Job »
Give the data again, word for word.

Records for this task »
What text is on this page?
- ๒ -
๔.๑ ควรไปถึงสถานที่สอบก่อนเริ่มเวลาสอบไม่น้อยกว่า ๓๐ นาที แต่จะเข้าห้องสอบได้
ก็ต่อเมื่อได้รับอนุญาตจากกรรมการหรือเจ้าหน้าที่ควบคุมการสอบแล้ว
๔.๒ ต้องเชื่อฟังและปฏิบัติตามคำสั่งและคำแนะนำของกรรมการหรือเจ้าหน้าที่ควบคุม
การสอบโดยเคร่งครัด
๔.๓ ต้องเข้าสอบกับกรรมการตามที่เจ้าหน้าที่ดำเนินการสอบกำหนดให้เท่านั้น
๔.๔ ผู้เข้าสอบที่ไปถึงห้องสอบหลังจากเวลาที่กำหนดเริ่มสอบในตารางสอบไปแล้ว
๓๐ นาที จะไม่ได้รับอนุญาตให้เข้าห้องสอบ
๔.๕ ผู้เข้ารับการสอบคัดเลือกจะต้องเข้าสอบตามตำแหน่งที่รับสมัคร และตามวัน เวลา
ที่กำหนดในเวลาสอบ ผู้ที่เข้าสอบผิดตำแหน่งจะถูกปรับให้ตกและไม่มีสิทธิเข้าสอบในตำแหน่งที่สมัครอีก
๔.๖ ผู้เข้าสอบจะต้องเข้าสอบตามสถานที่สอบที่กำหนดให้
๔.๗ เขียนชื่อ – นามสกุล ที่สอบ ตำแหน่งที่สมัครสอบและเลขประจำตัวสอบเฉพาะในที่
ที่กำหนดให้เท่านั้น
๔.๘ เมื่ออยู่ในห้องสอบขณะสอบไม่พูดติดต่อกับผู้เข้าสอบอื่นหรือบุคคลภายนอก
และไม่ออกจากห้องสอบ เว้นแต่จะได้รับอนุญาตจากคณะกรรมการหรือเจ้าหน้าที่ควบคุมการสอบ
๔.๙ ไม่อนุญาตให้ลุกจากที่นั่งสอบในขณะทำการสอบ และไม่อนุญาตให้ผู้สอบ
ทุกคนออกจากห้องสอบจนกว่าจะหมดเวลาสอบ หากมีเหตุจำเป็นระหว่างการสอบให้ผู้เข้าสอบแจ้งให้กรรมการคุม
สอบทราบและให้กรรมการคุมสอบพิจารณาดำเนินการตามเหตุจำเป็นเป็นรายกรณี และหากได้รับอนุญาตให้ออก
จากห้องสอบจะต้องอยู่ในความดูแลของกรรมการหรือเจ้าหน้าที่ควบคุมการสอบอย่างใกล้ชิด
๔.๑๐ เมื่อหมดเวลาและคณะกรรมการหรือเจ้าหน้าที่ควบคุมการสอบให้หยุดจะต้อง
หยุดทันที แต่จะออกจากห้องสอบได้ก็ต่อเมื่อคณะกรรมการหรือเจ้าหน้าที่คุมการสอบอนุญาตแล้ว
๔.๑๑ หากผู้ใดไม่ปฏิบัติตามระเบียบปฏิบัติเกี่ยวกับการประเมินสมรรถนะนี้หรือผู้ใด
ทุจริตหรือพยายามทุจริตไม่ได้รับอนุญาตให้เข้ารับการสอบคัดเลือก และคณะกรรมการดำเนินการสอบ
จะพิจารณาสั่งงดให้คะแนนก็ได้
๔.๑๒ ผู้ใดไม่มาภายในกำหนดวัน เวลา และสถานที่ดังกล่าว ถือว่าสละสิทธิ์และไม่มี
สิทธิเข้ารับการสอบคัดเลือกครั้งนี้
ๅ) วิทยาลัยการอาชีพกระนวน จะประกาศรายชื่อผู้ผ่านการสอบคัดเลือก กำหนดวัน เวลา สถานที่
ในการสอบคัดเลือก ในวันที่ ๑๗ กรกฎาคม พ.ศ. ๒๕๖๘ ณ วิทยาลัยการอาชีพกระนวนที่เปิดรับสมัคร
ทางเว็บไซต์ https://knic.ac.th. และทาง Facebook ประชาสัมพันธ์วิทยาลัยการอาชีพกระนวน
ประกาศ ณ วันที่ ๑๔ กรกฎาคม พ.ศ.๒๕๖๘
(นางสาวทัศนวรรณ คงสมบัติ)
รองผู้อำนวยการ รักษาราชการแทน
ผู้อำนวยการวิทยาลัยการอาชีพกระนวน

Output below »
What text is on this page?
- ๒ -
๔.๑ ควรไปถึงสถานที่สอบก่อนเริ่มเวลาสอบไม่น้อยกว่า ๓๐ นาที แต่จะเข้าห้องสอบได้
ก็ต่อเมื่อได้รับอนุญาตจากกรรมการหรือเจ้าหน้าที่ควบคุมการสอบแล้ว
๔.๒ ต้องเชื่อฟังและปฏิบัติตามคำสั่งและคำแนะนำของกรรมการหรือเจ้าหน้าที่ควบคุม
การสอบโดยเคร่งครัด
๔.๓ ต้องเข้าสอบกับกรรมการตามที่เจ้าหน้าที่ดำเนินการสอบกำหนดให้เท่านั้น
๔.๔ ผู้เข้าสอบที่ไปถึงห้องสอบหลังจากเวลาที่กำหนดเริ่มสอบในตารางสอบไปแล้ว
๓๐ นาที จะไม่ได้รับอนุญาตให้เข้าห้องสอบ
๔.๕ ผู้เข้ารับการสอบคัดเลือกจะต้องเข้าสอบตามตำแหน่งที่รับสมัคร และตามวัน เวลา
ที่กำหนดในเวลาสอบ ผู้ที่เข้าสอบผิดตำแหน่งจะถูกปรับให้ตกและไม่มีสิทธิเข้าสอบในตำแหน่งที่สมัครอีก
๔.๖ ผู้เข้าสอบจะต้องเข้าสอบตามสถานที่สอบที่กำหนดให้
๔.๗ เขียนชื่อ – นามสกุล ที่สอบ ตำแหน่งที่สมัครสอบและเลขประจำตัวสอบเฉพาะในที่
ที่กำหนดให้เท่านั้น
๔.๘ เมื่ออยู่ในห้องสอบขณะสอบไม่พูดติดต่อกับผู้เข้าสอบอื่นหรือบุคคลภายนอก
และไม่ออกจากห้องสอบ เว้นแต่จะได้รับอนุญาตจากคณะกรรมการหรือเจ้าหน้าที่ควบคุมการสอบ
๔.๙ ไม่อนุญาตให้ลุกจากที่นั่งสอบในขณะทำการสอบ และไม่อนุญาตให้ผู้สอบ
ทุกคนออกจากห้องสอบจนกว่าจะหมดเวลาสอบ หากมีเหตุจำเป็นระหว่างการสอบให้ผู้เข้าสอบแจ้งให้กรรมการคุม
สอบทราบและให้กรรมการคุมสอบพิจารณาดำเนินการตามเหตุจำเป็นเป็นรายกรณี และหากได้รับอนุญาตให้ออก
จากห้องสอบจะต้องอยู่ในความดูแลของกรรมการหรือเจ้าหน้าที่ควบคุมการสอบอย่างใกล้ชิด
๔.๑๐ เมื่อหมดเวลาและคณะกรรมการหรือเจ้าหน้าที่ควบคุมการสอบให้หยุดจะต้อง
หยุดทันที แต่จะออกจากห้องสอบได้ก็ต่อเมื่อคณะกรรมการหรือเจ้าหน้าที่คุมการสอบอนุญาตแล้ว
๔.๑๑ หากผู้ใดไม่ปฏิบัติตามระเบียบปฏิบัติเกี่ยวกับการประเมินสมรรถนะนี้หรือผู้ใด
ทุจริตหรือพยายามทุจริตไม่ได้รับอนุญาตให้เข้ารับการสอบคัดเลือก และคณะกรรมการดำเนินการสอบ
จะพิจารณาสั่งงดให้คะแนนก็ได้
๔.๑๒ ผู้ใดไม่มาภายในกำหนดวัน เวลา และสถานที่ดังกล่าว ถือว่าสละสิทธิ์และไม่มี
สิทธิเข้ารับการสอบคัดเลือกครั้งนี้
ๅ) วิทยาลัยการอาชีพกระนวน จะประกาศรายชื่อผู้ผ่านการสอบคัดเลือก กำหนดวัน เวลา สถานที่
ในการสอบคัดเลือก ในวันที่ ๑๗ กรกฎาคม พ.ศ. ๒๕๖๘ ณ วิทยาลัยการอาชีพกระนวนที่เปิดรับสมัคร
ทางเว็บไซต์ https://knic.ac.th. และทาง Facebook ประชาสัมพันธ์วิทยาลัยการอาชีพกระนวน
ประกาศ ณ วันที่ ๑๔ กรกฎาคม พ.ศ.๒๕๖๘
(นางสาวทัศนวรรณ คงสมบัติ)
รองผู้อำนวยการ รักษาราชการแทน
ผู้อำนวยการวิทยาลัยการอาชีพกระนวน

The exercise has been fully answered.